Kurze Aufgabe a: Fasse im Auszug den Absatz, der mit „Die damit beauftragte Firma“ beginnt, als knappe Liste zusammen und behalte dabei seine wichtigsten Fakten bei.

Neue Studien erklären, wie vielseitig die Industrie einst war und warum sie aus dem öffentlichen Bewusstsein verschwand

Eine Textilfabrik in Palmas Stadtteil La Soledad. Archiv

Die Arbeiter rücken jetzt wieder in der Fabrik von Sa Garrovera in Pont d’Inca an. Nicht etwa, um den Betrieb wieder aufzunehmen, sondern um das verlassene Fabrikgelände von Schutt zu befreien und wieder herzurichten. Zwar erwarb die Gemeinde Marratxí bereits vor sieben Jahren das Gelände, auf dem früher riesige Mengen Johannisbrotschoten industriell zu Alkohol und Mehl verarbeitet worden waren. Doch erst jetzt sind Instandsetzungsarbeiten für knapp 700.000 Euro vergeben worden.

Die damit beauftragte Firma soll das Dach abdichten, Bauteile aus Fiberzement entfernen und Rohrleitungen ersetzen – erste Arbeiten, um den 5.500 Quadratmeter großen Komplex in Zukunft für Vorträge, Ausstellungen und weitere Veranstaltungen der Gemeinde nutzen zu können, sozusagen mit der Fabrikkulisse als Hintergrund.

Mallorca im Takt der Maschinen Frank Feldmeier

Die industrielle Geschichte der Insel würde damit zumindest wieder ein kleines Stück sichtbarer. Denn aus dem öffentlichen Bewusstsein auf der Insel ist sie weitgehend verschwunden – gerade so, als wäre die Insel der Bauern und Fischer, der Jäger und Köhler von einem Tag zum anderen zur Urlaubsinsel geworden. Die Industrialisierung, die fand nach dieser Vorstellung vorwiegend woanders in Spanien statt, in den Stahlwerken des Baskenlands etwa oder den Textilfabriken Kataloniens.

Kurze Aufgabe b: Gib in den Zeilen der Daten die Zeilen unverändert zurück, beginnend mit der Zeile mit „- filter-header: Filter“ und weiter bis einschließlich der Zeile mit „- y-tick-label: 750: [568, 404, 628, 419]“.

Extrahierte Daten:

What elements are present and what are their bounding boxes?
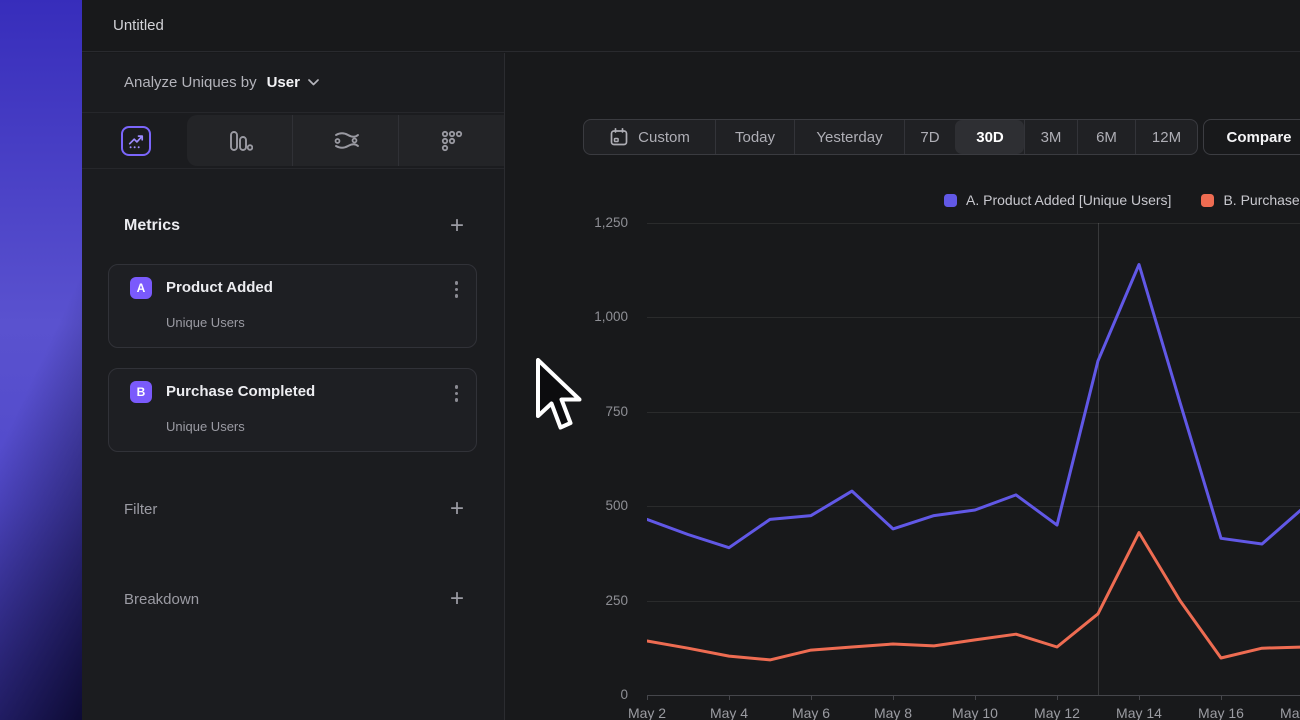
- filter-header: Filter +: [124, 499, 464, 519]
- analytics-app-window: Untitled Analyze Uniques by User: [0, 0, 1300, 720]
- y-tick-label: 250: [568, 593, 628, 608]
- add-filter-button[interactable]: +: [450, 499, 464, 519]
- chart-panel: Custom Today Yesterday 7D 30D 3M 6M 12M …: [505, 53, 1300, 720]
- x-tick-mark: [975, 696, 976, 700]
- chevron-down-icon[interactable]: [308, 79, 319, 86]
- x-tick-label: May 8: [874, 705, 912, 720]
- tab-strip: [187, 115, 504, 166]
- x-tick-mark: [893, 696, 894, 700]
- y-tick-label: 750: [568, 404, 628, 419]
- metrics-header: Metrics +: [124, 216, 464, 236]
- kebab-menu-icon[interactable]: [455, 281, 459, 298]
- chart-series-canvas: [647, 223, 1300, 695]
- x-tick-mark: [811, 696, 812, 700]
- series-line-product-added: [647, 265, 1300, 548]
- x-tick-label: May 4: [710, 705, 748, 720]
- tab-flows[interactable]: [292, 115, 398, 166]
- metric-subtitle[interactable]: Unique Users: [166, 315, 245, 330]
- metric-badge-b: B: [130, 381, 152, 403]
- metric-name[interactable]: Product Added: [166, 279, 273, 296]
- metric-name[interactable]: Purchase Completed: [166, 383, 315, 400]
- report-title: Untitled: [113, 17, 164, 34]
- tab-funnels[interactable]: [187, 115, 292, 166]
- metric-card-a[interactable]: A Product Added Unique Users: [108, 264, 477, 348]
- analyze-value-dropdown[interactable]: User: [267, 74, 300, 91]
- add-breakdown-button[interactable]: +: [450, 589, 464, 609]
- line-chart-icon: [127, 132, 145, 150]
- breakdown-title: Breakdown: [124, 591, 199, 608]
- x-tick-mark: [729, 696, 730, 700]
- tab-retention[interactable]: [398, 115, 504, 166]
- x-tick-label: May 2: [628, 705, 666, 720]
- y-tick-label: 1,250: [568, 215, 628, 230]
- retention-grid-icon: [439, 128, 465, 154]
- top-bar: Untitled: [82, 0, 1300, 52]
- metric-badge-a: A: [130, 277, 152, 299]
- y-tick-label: 1,000: [568, 309, 628, 324]
- series-line-purchase-completed: [647, 533, 1300, 660]
- x-tick-mark: [1057, 696, 1058, 700]
- x-tick-label: May 6: [792, 705, 830, 720]
- bar-chart-icon: [227, 129, 253, 153]
- x-tick-label: May 18: [1280, 705, 1300, 720]
- x-axis-line: [647, 695, 1300, 696]
- metric-card-b[interactable]: B Purchase Completed Unique Users: [108, 368, 477, 452]
- flows-icon: [332, 130, 360, 152]
- decorative-gradient-edge: [0, 0, 82, 720]
- kebab-menu-icon[interactable]: [455, 385, 459, 402]
- metrics-title: Metrics: [124, 217, 180, 235]
- breakdown-header: Breakdown +: [124, 589, 464, 609]
- x-tick-mark: [1221, 696, 1222, 700]
- add-metric-button[interactable]: +: [450, 216, 464, 236]
- y-tick-label: 500: [568, 498, 628, 513]
- analyze-uniques-row: Analyze Uniques by User: [82, 53, 504, 113]
- x-tick-label: May 16: [1198, 705, 1244, 720]
- x-tick-label: May 12: [1034, 705, 1080, 720]
- x-tick-mark: [647, 696, 648, 700]
- x-tick-label: May 10: [952, 705, 998, 720]
- tab-insights[interactable]: [121, 126, 151, 156]
- analyze-label: Analyze Uniques by: [124, 74, 257, 91]
- filter-title: Filter: [124, 501, 157, 518]
- query-builder-sidebar: Analyze Uniques by User: [82, 53, 505, 720]
- x-tick-mark: [1139, 696, 1140, 700]
- chart-type-tabs: [82, 113, 504, 169]
- line-chart-plot[interactable]: 0 250 500 750 1,000 1,250 May 2 May 4 May 6 May 8…: [505, 53, 1300, 720]
- x-tick-label: May 14: [1116, 705, 1162, 720]
- metric-subtitle[interactable]: Unique Users: [166, 419, 245, 434]
- y-tick-label: 0: [568, 687, 628, 702]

Ergebnis a:
- Die beauftragte Firma soll das Dach abdichten, Bauteile aus Fiberzement entfernen und Rohrleitungen ersetzen.
- Das sind erste Arbeiten an dem 5.500 Quadratmeter großen Komplex.
- Künftig soll er für Vorträge, Ausstellungen und weitere Veranstaltungen der Gemeinde genutzt werden, mit der Fabrikkulisse als Hintergrund.

Ergebnis b:
- filter-header: Filter +: [124, 499, 464, 519]
- analytics-app-window: Untitled Analyze Uniques by User: [0, 0, 1300, 720]
- y-tick-label: 250: [568, 593, 628, 608]
- add-filter-button[interactable]: +: [450, 499, 464, 519]
- chart-panel: Custom Today Yesterday 7D 30D 3M 6M 12M …: [505, 53, 1300, 720]
- x-tick-mark: [975, 696, 976, 700]
- chevron-down-icon[interactable]: [308, 79, 319, 86]
- x-tick-label: May 8: [874, 705, 912, 720]
- tab-strip: [187, 115, 504, 166]
- x-tick-mark: [893, 696, 894, 700]
- y-tick-label: 750: [568, 404, 628, 419]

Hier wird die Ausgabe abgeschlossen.